→ TASK DIRECTIONS
Repeat each record exactly as written, and drop any images.

→ SUPPLIED DATA
-=-=-

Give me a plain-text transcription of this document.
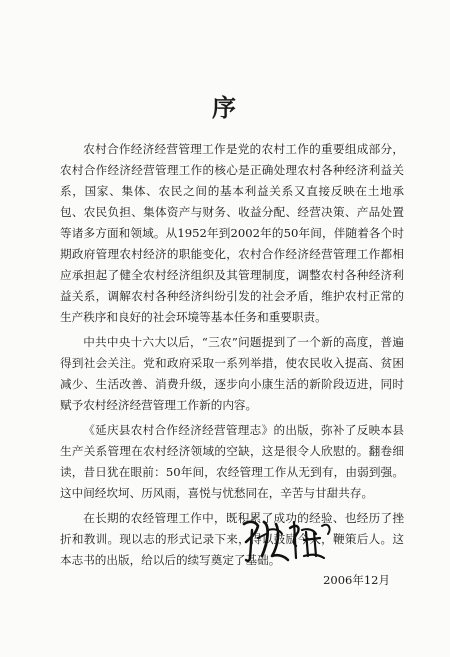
序

农村合作经济经营管理工作是党的农村工作的重要组成部分，农村合作经济经营管理工作的核心是正确处理农村各种经济利益关系，国家、集体、农民之间的基本利益关系又直接反映在土地承包、农民负担、集体资产与财务、收益分配、经营决策、产品处置等诸多方面和领域。从1952年到2002年的50年间，伴随着各个时期政府管理农村经济的职能变化，农村合作经济经营管理工作都相应承担起了健全农村经济组织及其管理制度，调整农村各种经济利益关系，调解农村各种经济纠纷引发的社会矛盾，维护农村正常的生产秩序和良好的社会环境等基本任务和重要职责。

中共中央十六大以后，“三农”问题提到了一个新的高度，普遍得到社会关注。党和政府采取一系列举措，使农民收入提高、贫困减少、生活改善、消费升级，逐步向小康生活的新阶段迈进，同时赋予农村经济经营管理工作新的内容。

《延庆县农村合作经济经营管理志》的出版，弥补了反映本县生产关系管理在农村经济领域的空缺，这是很令人欣慰的。翻卷细读，昔日犹在眼前：50年间，农经管理工作从无到有，由弱到强。这中间经坎坷、历风雨，喜悦与忧愁同在，辛苦与甘甜共存。

在长期的农经管理工作中，既积累了成功的经验、也经历了挫折和教训。现以志的形式记录下来，得以鼓励今人，鞭策后人。这本志书的出版，给以后的续写奠定了基础。

2006年12月
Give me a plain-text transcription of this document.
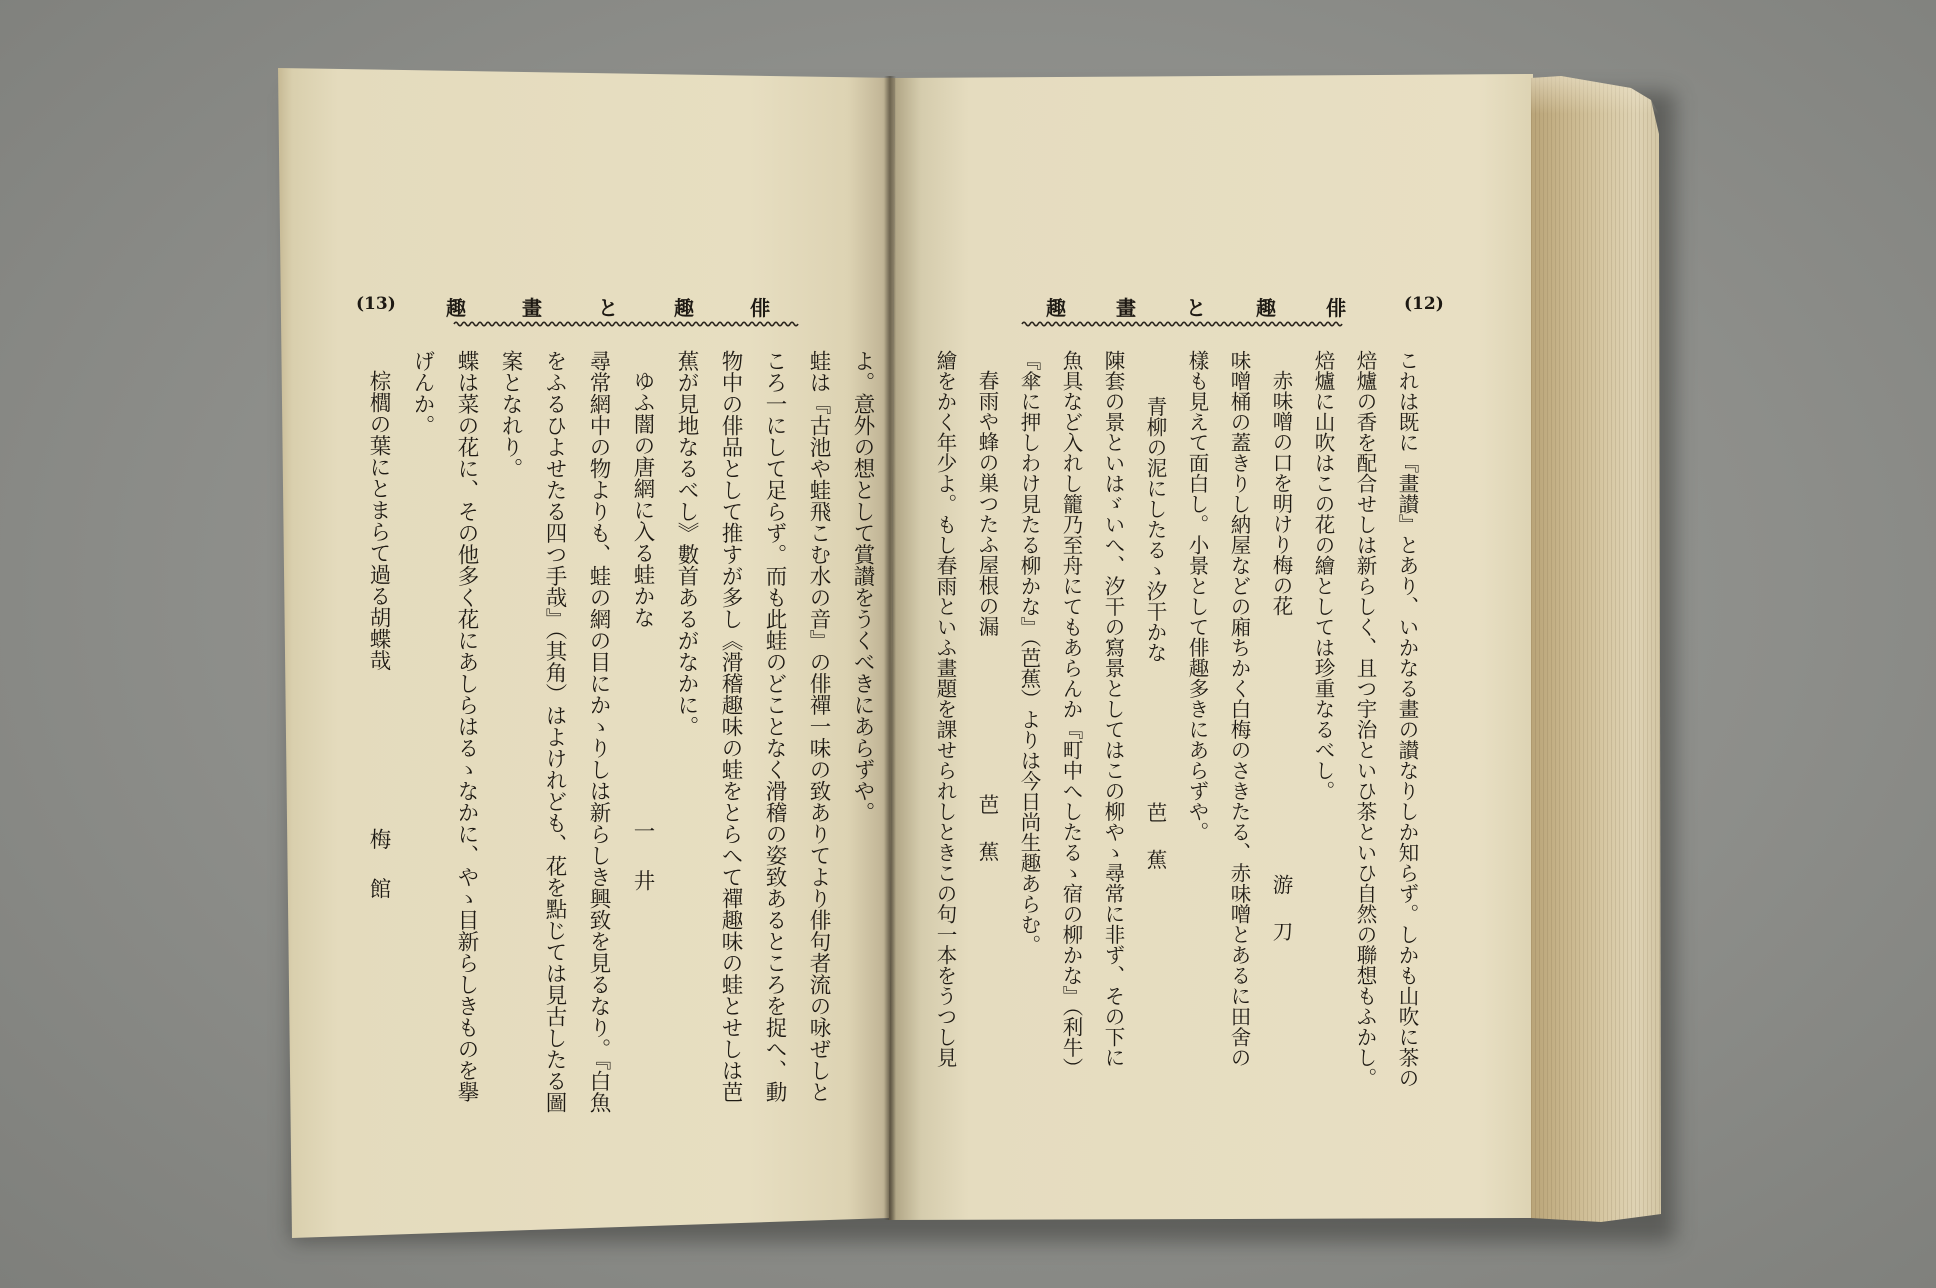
(12)
俳趣と畫趣
これは既に『畫讃』とあり、いかなる畫の讃なりしか知らず。しかも山吹に茶の
焙爐の香を配合せしは新らしく、且つ宇治といひ茶といひ自然の聯想もふかし。
焙爐に山吹はこの花の繪としては珍重なるべし。
赤味噌の口を明けり梅の花
游刀
味噌桶の蓋きりし納屋などの廂ちかく白梅のさきたる、赤味噌とあるに田舍の
樣も見えて面白し。小景として俳趣多きにあらずや。
青柳の泥にしたるゝ汐干かな
芭蕉
陳套の景といはゞいへ、汐干の寫景としてはこの柳やゝ尋常に非ず、その下に
魚具など入れし籠乃至舟にてもあらんか『町中へしたるゝ宿の柳かな』（利牛）
『傘に押しわけ見たる柳かな』（芭蕉）よりは今日尚生趣あらむ。
春雨や蜂の巣つたふ屋根の漏
芭蕉
繪をかく年少よ。もし春雨といふ畫題を課せられしときこの句一本をうつし見
(13)	俳趣と畫趣
よ。意外の想として賞讃をうくべきにあらずや。
蛙は『古池や蛙飛こむ水の音』の俳禪一味の致ありてより俳句者流の咏ぜしと
ころ一にして足らず。而も此蛙のどことなく滑稽の姿致あるところを捉へ、動
物中の俳品として推すが多し《滑稽趣味の蛙をとらへて禪趣味の蛙とせしは芭
蕉が見地なるべし》數首あるがなかに。
ゆふ闇の唐網に入る蛙かな
一井
尋常網中の物よりも、蛙の網の目にかゝりしは新らしき興致を見るなり。『白魚
をふるひよせたる四つ手哉』（其角）はよけれども、花を點じては見古したる圖
案となれり。
蝶は菜の花に、その他多く花にあしらはるゝなかに、やゝ目新らしきものを擧
げんか。
棕櫚の葉にとまらて過る胡蝶哉
梅館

-=-=-

→ EXPECTED OUTPUT
Give me a plain-text transcription of this document.
序

农村合作经济经营管理工作是党的农村工作的重要组成部分，农村合作经济经营管理工作的核心是正确处理农村各种经济利益关系，国家、集体、农民之间的基本利益关系又直接反映在土地承包、农民负担、集体资产与财务、收益分配、经营决策、产品处置等诸多方面和领域。从1952年到2002年的50年间，伴随着各个时期政府管理农村经济的职能变化，农村合作经济经营管理工作都相应承担起了健全农村经济组织及其管理制度，调整农村各种经济利益关系，调解农村各种经济纠纷引发的社会矛盾，维护农村正常的生产秩序和良好的社会环境等基本任务和重要职责。

中共中央十六大以后，“三农”问题提到了一个新的高度，普遍得到社会关注。党和政府采取一系列举措，使农民收入提高、贫困减少、生活改善、消费升级，逐步向小康生活的新阶段迈进，同时赋予农村经济经营管理工作新的内容。

《延庆县农村合作经济经营管理志》的出版，弥补了反映本县生产关系管理在农村经济领域的空缺，这是很令人欣慰的。翻卷细读，昔日犹在眼前：50年间，农经管理工作从无到有，由弱到强。这中间经坎坷、历风雨，喜悦与忧愁同在，辛苦与甘甜共存。

在长期的农经管理工作中，既积累了成功的经验、也经历了挫折和教训。现以志的形式记录下来，得以鼓励今人，鞭策后人。这本志书的出版，给以后的续写奠定了基础。

2006年12月
Give me a plain-text transcription of this document.
(12)
俳趣と畫趣
これは既に『畫讃』とあり、いかなる畫の讃なりしか知らず。しかも山吹に茶の
焙爐の香を配合せしは新らしく、且つ宇治といひ茶といひ自然の聯想もふかし。
焙爐に山吹はこの花の繪としては珍重なるべし。
赤味噌の口を明けり梅の花
游刀
味噌桶の蓋きりし納屋などの廂ちかく白梅のさきたる、赤味噌とあるに田舍の
樣も見えて面白し。小景として俳趣多きにあらずや。
青柳の泥にしたるゝ汐干かな
芭蕉
陳套の景といはゞいへ、汐干の寫景としてはこの柳やゝ尋常に非ず、その下に
魚具など入れし籠乃至舟にてもあらんか『町中へしたるゝ宿の柳かな』（利牛）
『傘に押しわけ見たる柳かな』（芭蕉）よりは今日尚生趣あらむ。
春雨や蜂の巣つたふ屋根の漏
芭蕉
繪をかく年少よ。もし春雨といふ畫題を課せられしときこの句一本をうつし見
(13)	俳趣と畫趣
よ。意外の想として賞讃をうくべきにあらずや。
蛙は『古池や蛙飛こむ水の音』の俳禪一味の致ありてより俳句者流の咏ぜしと
ころ一にして足らず。而も此蛙のどことなく滑稽の姿致あるところを捉へ、動
物中の俳品として推すが多し《滑稽趣味の蛙をとらへて禪趣味の蛙とせしは芭
蕉が見地なるべし》數首あるがなかに。
ゆふ闇の唐網に入る蛙かな
一井
尋常網中の物よりも、蛙の網の目にかゝりしは新らしき興致を見るなり。『白魚
をふるひよせたる四つ手哉』（其角）はよけれども、花を點じては見古したる圖
案となれり。
蝶は菜の花に、その他多く花にあしらはるゝなかに、やゝ目新らしきものを擧
げんか。
棕櫚の葉にとまらて過る胡蝶哉
梅館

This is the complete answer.